Raw data -
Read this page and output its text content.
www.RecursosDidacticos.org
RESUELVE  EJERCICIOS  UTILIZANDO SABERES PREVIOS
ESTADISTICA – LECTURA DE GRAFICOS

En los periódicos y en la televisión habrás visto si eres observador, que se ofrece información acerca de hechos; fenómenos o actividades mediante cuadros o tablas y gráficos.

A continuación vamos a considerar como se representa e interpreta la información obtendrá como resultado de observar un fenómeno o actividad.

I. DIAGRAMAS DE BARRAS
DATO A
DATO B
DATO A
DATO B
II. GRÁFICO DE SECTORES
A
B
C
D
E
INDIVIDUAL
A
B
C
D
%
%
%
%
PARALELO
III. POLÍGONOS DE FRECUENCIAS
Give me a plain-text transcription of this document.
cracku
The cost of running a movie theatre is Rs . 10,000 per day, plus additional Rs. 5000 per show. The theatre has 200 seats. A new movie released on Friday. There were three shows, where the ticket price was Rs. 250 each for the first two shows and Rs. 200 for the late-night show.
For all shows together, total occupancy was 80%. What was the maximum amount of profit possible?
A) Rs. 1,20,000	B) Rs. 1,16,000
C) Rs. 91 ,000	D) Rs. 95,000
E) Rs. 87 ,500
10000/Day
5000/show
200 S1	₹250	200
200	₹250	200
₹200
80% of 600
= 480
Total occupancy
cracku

Short exercise -
Set all of the entries down again, exactly as they were given.

Task output -
Read this page and output its text content.
www.RecursosDidacticos.org
RESUELVE  EJERCICIOS  UTILIZANDO SABERES PREVIOS
ESTADISTICA – LECTURA DE GRAFICOS

En los periódicos y en la televisión habrás visto si eres observador, que se ofrece información acerca de hechos; fenómenos o actividades mediante cuadros o tablas y gráficos.

A continuación vamos a considerar como se representa e interpreta la información obtendrá como resultado de observar un fenómeno o actividad.

I. DIAGRAMAS DE BARRAS
DATO A
DATO B
DATO A
DATO B
II. GRÁFICO DE SECTORES
A
B
C
D
E
INDIVIDUAL
A
B
C
D
%
%
%
%
PARALELO
III. POLÍGONOS DE FRECUENCIAS
Give me a plain-text transcription of this document.
cracku
The cost of running a movie theatre is Rs . 10,000 per day, plus additional Rs. 5000 per show. The theatre has 200 seats. A new movie released on Friday. There were three shows, where the ticket price was Rs. 250 each for the first two shows and Rs. 200 for the late-night show.
For all shows together, total occupancy was 80%. What was the maximum amount of profit possible?
A) Rs. 1,20,000	B) Rs. 1,16,000
C) Rs. 91 ,000	D) Rs. 95,000
E) Rs. 87 ,500
10000/Day
5000/show
200 S1	₹250	200
200	₹250	200
₹200
80% of 600
= 480
Total occupancy
cracku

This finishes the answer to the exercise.